== Dataset ==
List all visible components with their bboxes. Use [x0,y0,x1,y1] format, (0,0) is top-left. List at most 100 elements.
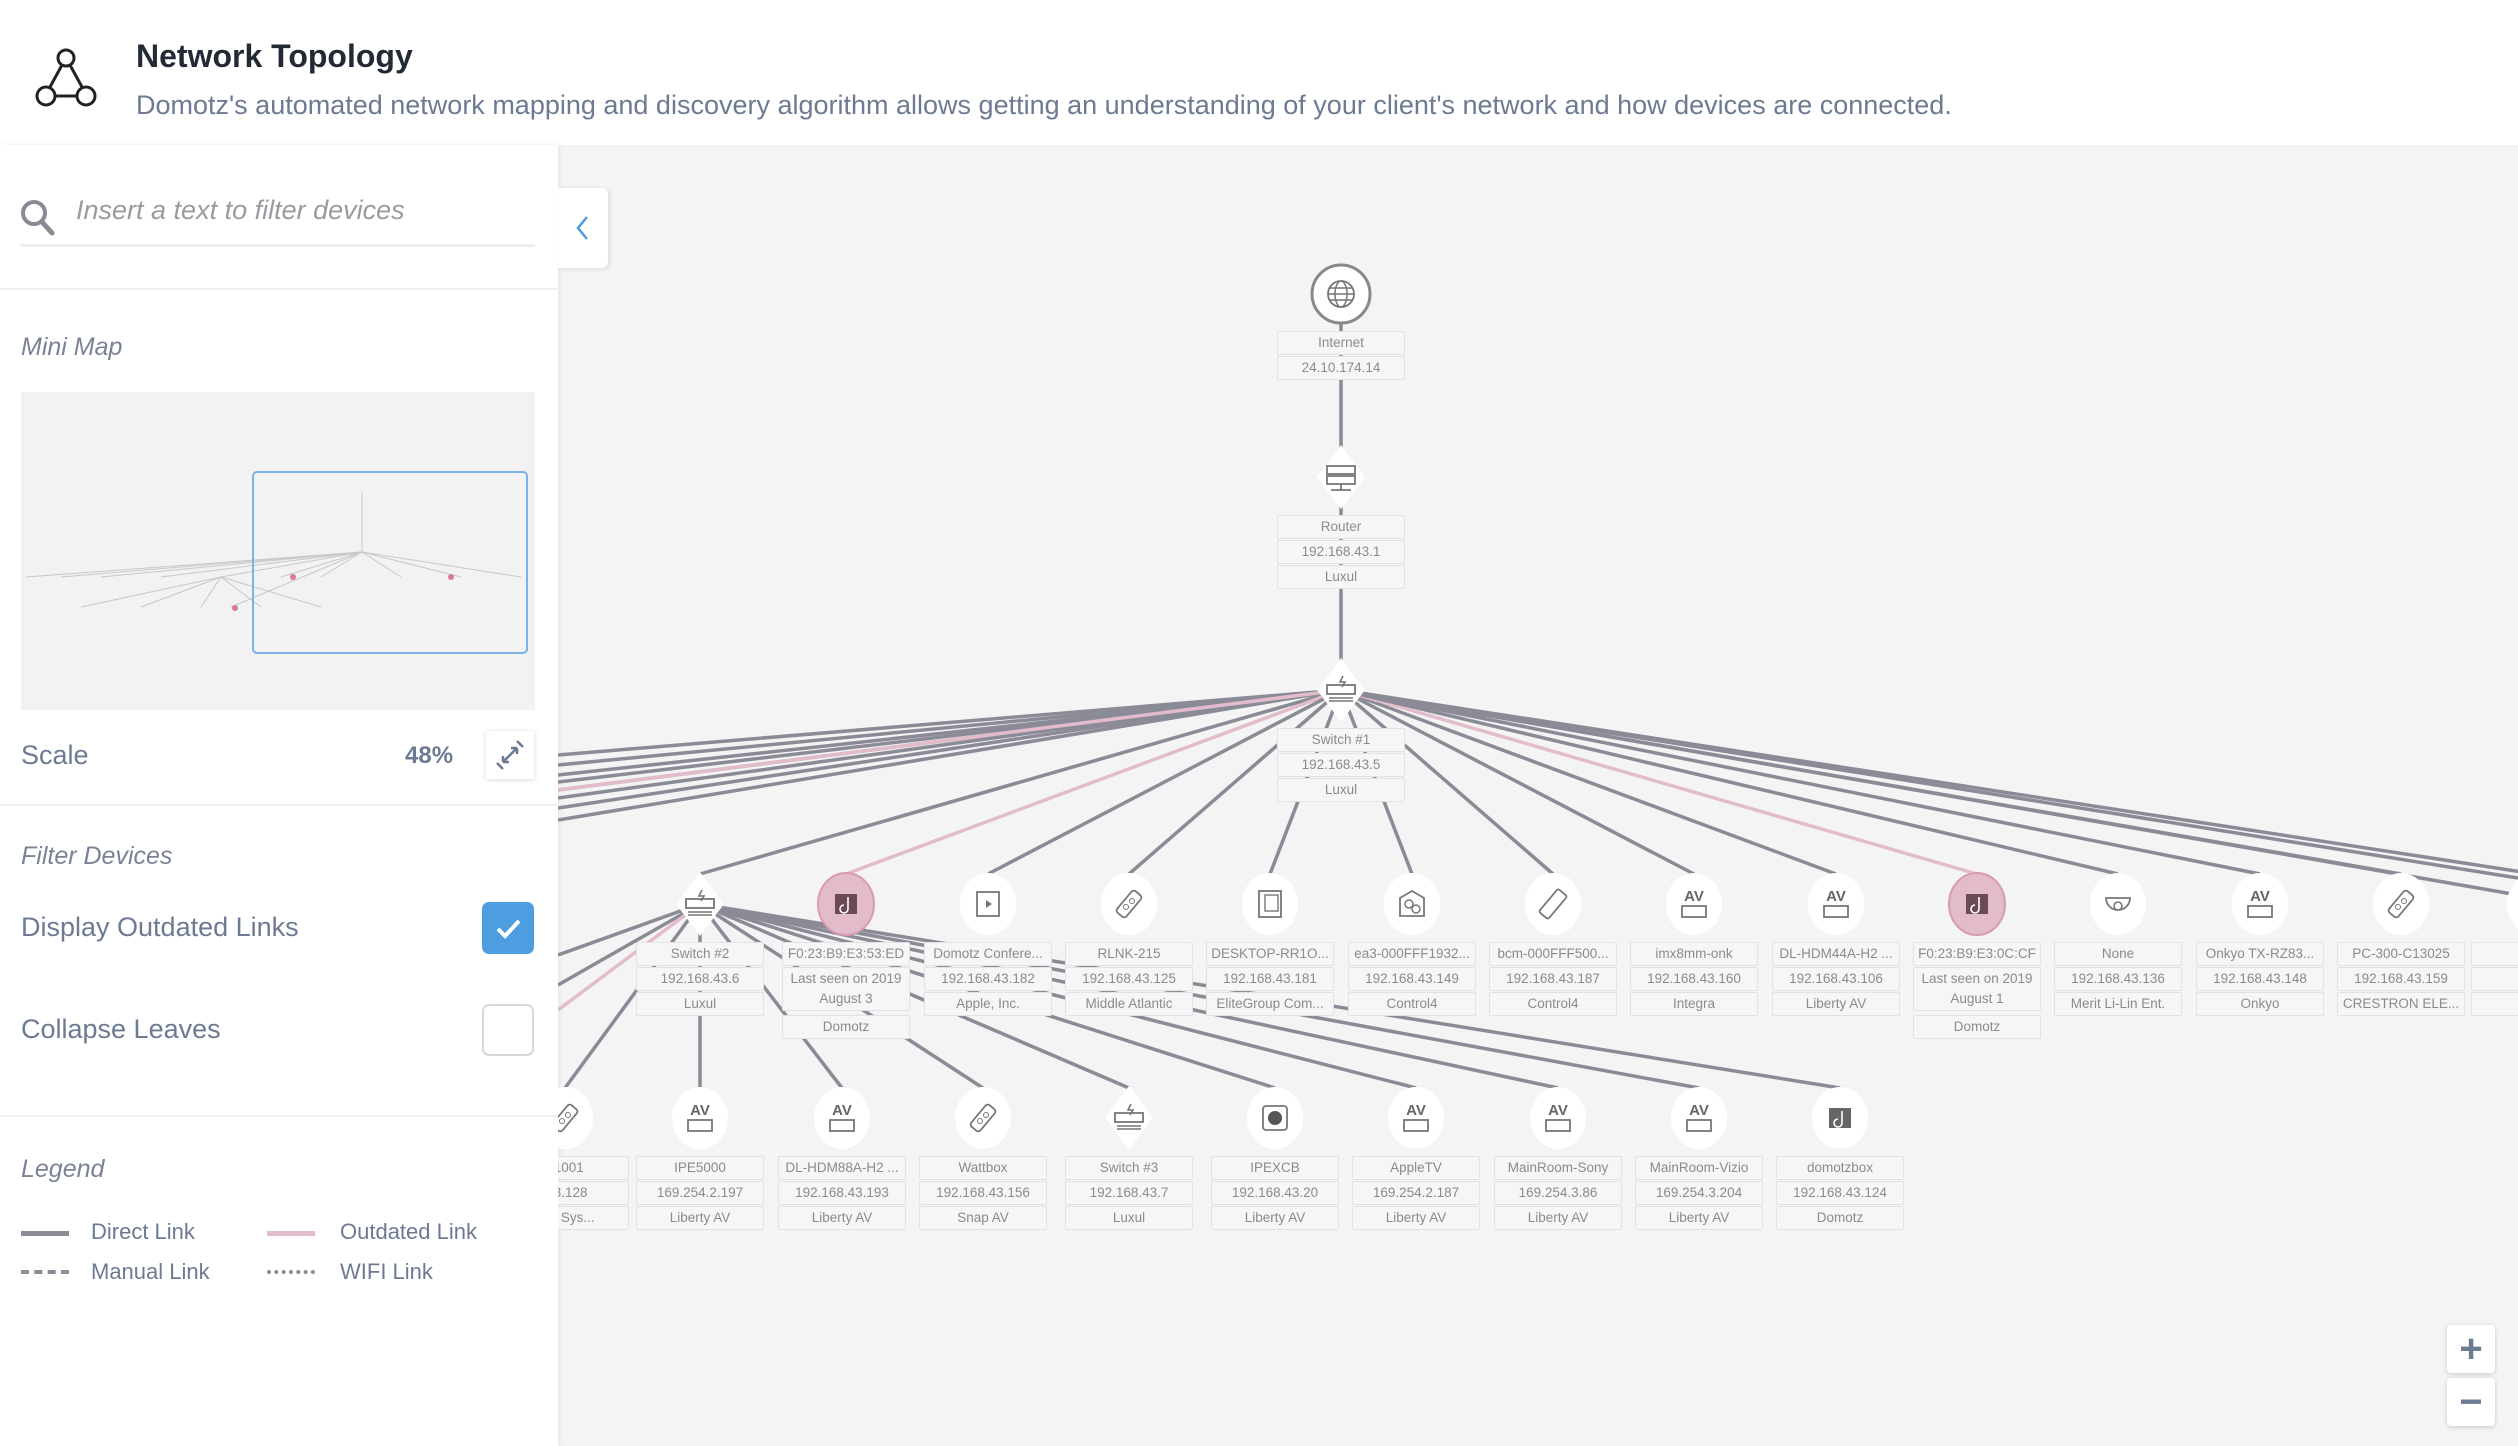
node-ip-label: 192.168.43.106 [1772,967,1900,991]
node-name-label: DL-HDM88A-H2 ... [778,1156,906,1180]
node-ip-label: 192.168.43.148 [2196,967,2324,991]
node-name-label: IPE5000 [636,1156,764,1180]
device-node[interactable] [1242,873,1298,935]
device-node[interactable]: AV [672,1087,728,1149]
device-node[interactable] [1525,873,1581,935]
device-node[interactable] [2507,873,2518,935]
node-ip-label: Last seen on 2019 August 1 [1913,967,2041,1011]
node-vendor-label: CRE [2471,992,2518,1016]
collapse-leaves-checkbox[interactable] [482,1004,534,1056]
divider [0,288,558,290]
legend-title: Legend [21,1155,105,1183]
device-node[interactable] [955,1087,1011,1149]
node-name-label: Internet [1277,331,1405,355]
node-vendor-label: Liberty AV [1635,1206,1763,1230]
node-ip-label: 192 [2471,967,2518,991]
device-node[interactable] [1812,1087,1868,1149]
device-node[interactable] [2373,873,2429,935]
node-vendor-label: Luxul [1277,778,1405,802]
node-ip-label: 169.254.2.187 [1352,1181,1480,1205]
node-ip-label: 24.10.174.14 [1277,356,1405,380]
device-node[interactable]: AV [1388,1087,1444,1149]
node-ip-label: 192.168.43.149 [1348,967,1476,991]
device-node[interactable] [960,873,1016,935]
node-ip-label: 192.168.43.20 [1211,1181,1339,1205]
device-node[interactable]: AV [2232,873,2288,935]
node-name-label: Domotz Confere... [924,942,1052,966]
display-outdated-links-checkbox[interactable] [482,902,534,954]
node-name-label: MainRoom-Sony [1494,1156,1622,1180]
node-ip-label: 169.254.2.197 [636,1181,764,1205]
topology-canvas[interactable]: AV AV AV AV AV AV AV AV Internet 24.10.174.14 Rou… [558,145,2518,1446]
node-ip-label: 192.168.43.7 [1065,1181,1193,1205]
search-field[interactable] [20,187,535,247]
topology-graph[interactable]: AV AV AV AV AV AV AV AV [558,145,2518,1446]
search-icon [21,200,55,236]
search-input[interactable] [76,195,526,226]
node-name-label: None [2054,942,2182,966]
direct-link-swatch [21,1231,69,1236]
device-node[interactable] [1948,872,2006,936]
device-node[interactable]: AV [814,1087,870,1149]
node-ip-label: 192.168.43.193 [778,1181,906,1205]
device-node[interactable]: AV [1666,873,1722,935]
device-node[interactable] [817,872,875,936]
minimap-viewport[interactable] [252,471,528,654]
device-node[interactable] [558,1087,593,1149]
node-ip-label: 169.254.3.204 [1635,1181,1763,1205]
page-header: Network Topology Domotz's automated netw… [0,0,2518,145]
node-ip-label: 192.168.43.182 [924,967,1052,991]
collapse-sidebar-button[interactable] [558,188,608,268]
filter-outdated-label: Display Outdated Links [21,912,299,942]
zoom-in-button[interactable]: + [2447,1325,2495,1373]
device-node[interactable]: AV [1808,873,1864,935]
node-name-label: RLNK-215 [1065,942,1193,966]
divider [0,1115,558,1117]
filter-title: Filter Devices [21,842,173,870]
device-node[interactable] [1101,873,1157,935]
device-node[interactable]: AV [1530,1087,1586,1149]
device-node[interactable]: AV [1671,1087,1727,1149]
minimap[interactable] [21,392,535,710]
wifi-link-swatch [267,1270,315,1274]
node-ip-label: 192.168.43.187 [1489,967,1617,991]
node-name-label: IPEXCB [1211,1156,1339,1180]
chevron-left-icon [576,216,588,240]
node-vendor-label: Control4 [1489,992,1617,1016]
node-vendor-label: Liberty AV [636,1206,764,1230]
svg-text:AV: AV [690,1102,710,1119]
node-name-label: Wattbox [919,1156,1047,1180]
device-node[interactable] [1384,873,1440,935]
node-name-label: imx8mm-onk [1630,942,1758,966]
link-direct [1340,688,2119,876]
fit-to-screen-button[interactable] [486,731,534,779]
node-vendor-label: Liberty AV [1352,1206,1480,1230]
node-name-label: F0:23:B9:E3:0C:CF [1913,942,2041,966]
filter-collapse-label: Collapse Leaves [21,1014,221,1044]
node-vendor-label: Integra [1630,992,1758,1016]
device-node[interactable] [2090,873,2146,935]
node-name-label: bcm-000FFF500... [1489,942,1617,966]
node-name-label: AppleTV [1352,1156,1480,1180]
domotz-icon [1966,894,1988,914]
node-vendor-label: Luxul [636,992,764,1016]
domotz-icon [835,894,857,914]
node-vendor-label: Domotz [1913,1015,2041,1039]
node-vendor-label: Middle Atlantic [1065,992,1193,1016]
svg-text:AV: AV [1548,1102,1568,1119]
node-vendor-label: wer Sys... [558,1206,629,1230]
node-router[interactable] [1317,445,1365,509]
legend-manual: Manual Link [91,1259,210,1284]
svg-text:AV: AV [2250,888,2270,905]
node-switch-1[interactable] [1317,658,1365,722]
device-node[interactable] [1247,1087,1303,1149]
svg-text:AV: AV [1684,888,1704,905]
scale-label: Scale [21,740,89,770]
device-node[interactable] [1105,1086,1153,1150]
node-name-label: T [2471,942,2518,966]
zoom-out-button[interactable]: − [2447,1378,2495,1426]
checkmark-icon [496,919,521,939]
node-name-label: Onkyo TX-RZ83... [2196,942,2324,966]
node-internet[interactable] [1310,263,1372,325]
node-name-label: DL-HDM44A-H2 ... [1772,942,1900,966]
===
== Dataset ==
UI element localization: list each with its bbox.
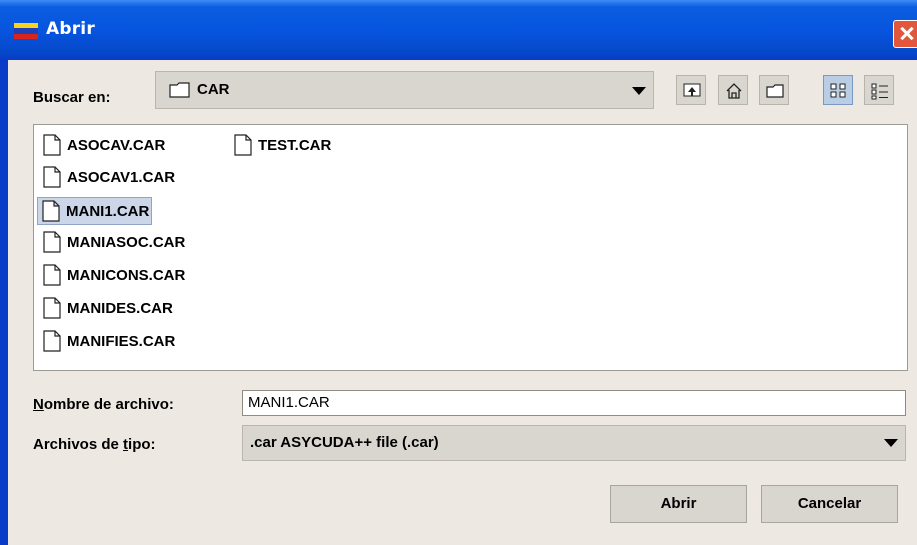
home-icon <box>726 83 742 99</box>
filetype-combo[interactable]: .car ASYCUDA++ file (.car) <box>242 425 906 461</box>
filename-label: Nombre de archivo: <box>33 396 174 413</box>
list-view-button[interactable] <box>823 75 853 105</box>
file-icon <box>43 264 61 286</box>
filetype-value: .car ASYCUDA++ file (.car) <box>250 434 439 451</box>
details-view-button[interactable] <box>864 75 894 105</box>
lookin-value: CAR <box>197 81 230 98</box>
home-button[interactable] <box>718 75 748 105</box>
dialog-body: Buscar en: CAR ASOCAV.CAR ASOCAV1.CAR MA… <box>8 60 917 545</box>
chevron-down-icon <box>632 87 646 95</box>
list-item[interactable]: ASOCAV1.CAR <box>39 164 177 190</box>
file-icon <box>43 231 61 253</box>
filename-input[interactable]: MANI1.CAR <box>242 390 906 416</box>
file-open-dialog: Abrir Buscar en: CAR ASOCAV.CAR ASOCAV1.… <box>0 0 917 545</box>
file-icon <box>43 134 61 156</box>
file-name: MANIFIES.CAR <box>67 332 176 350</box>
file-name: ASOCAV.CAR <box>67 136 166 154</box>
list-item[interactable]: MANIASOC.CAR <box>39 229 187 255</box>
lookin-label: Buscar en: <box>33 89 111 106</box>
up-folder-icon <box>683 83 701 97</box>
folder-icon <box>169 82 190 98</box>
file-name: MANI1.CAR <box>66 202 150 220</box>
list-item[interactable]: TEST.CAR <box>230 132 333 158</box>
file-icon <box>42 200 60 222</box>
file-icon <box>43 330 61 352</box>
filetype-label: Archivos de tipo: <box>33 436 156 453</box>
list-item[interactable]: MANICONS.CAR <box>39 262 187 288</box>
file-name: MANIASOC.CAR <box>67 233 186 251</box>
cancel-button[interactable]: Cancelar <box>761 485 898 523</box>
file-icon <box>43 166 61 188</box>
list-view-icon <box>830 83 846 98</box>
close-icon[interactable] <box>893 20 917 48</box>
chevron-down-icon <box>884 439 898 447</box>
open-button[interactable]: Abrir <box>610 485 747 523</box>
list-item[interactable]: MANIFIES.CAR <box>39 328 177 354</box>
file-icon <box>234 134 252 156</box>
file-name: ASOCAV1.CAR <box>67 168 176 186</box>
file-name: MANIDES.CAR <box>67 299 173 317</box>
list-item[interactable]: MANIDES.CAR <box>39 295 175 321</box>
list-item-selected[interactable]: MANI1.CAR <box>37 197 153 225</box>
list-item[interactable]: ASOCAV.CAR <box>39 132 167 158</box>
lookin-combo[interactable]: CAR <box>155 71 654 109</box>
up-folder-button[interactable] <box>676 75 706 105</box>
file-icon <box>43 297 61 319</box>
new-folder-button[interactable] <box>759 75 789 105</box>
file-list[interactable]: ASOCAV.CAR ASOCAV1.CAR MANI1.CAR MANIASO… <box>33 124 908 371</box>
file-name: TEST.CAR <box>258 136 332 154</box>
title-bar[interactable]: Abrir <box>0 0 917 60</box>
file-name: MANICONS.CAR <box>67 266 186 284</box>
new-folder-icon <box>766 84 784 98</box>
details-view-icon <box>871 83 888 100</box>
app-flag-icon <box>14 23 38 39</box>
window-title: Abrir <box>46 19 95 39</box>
===
- _Written problem_
Reproduce the items from the line containing "home-icon <box>726 83 742 99</box>" through the line containing "chevron-down-icon <box>632 87 646 95</box>", including both of those lines.

- _Finished exercise_
home-icon <box>726 83 742 99</box>
filetype-combo[interactable]: .car ASYCUDA++ file (.car) <box>242 425 906 461</box>
filename-label: Nombre de archivo: <box>33 396 174 413</box>
list-view-button[interactable] <box>823 75 853 105</box>
file-icon <box>43 264 61 286</box>
filetype-value: .car ASYCUDA++ file (.car) <box>250 434 439 451</box>
details-view-button[interactable] <box>864 75 894 105</box>
lookin-value: CAR <box>197 81 230 98</box>
home-button[interactable] <box>718 75 748 105</box>
dialog-body: Buscar en: CAR ASOCAV.CAR ASOCAV1.CAR MA… <box>8 60 917 545</box>
chevron-down-icon <box>632 87 646 95</box>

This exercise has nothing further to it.